begin
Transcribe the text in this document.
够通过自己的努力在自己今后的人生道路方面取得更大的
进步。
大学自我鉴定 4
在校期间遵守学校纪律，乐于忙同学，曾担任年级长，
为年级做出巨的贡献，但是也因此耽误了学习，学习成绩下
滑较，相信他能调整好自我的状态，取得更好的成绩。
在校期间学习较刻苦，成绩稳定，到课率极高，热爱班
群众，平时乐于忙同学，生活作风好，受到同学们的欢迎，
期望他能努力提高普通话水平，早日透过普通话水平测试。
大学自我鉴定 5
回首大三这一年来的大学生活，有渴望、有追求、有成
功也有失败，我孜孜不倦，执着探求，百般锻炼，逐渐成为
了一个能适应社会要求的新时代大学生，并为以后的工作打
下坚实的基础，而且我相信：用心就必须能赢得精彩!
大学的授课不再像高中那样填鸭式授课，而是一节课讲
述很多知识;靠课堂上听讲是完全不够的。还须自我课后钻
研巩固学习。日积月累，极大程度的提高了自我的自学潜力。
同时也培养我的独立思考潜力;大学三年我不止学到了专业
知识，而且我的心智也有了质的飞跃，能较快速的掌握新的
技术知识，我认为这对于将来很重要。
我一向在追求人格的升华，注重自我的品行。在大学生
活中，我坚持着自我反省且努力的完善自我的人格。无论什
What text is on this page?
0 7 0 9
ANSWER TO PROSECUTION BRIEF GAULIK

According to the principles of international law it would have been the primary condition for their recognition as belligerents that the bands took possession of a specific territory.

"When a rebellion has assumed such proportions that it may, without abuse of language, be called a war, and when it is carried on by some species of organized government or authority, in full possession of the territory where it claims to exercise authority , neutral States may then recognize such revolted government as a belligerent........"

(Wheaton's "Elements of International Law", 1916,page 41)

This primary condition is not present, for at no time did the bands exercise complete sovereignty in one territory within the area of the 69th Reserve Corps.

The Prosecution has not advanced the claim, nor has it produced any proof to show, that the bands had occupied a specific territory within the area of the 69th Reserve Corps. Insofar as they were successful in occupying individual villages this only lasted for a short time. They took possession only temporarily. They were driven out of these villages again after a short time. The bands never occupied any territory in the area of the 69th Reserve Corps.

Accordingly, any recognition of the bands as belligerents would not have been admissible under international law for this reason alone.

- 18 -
end
What to work on | Return exactly, and only, the line containing "What text is on this page?" and every line after it through the end of the material.

Result |
What text is on this page?
0 7 0 9
ANSWER TO PROSECUTION BRIEF GAULIK

According to the principles of international law it would have been the primary condition for their recognition as belligerents that the bands took possession of a specific territory.

"When a rebellion has assumed such proportions that it may, without abuse of language, be called a war, and when it is carried on by some species of organized government or authority, in full possession of the territory where it claims to exercise authority , neutral States may then recognize such revolted government as a belligerent........"

(Wheaton's "Elements of International Law", 1916,page 41)

This primary condition is not present, for at no time did the bands exercise complete sovereignty in one territory within the area of the 69th Reserve Corps.

The Prosecution has not advanced the claim, nor has it produced any proof to show, that the bands had occupied a specific territory within the area of the 69th Reserve Corps. Insofar as they were successful in occupying individual villages this only lasted for a short time. They took possession only temporarily. They were driven out of these villages again after a short time. The bands never occupied any territory in the area of the 69th Reserve Corps.

Accordingly, any recognition of the bands as belligerents would not have been admissible under international law for this reason alone.

- 18 -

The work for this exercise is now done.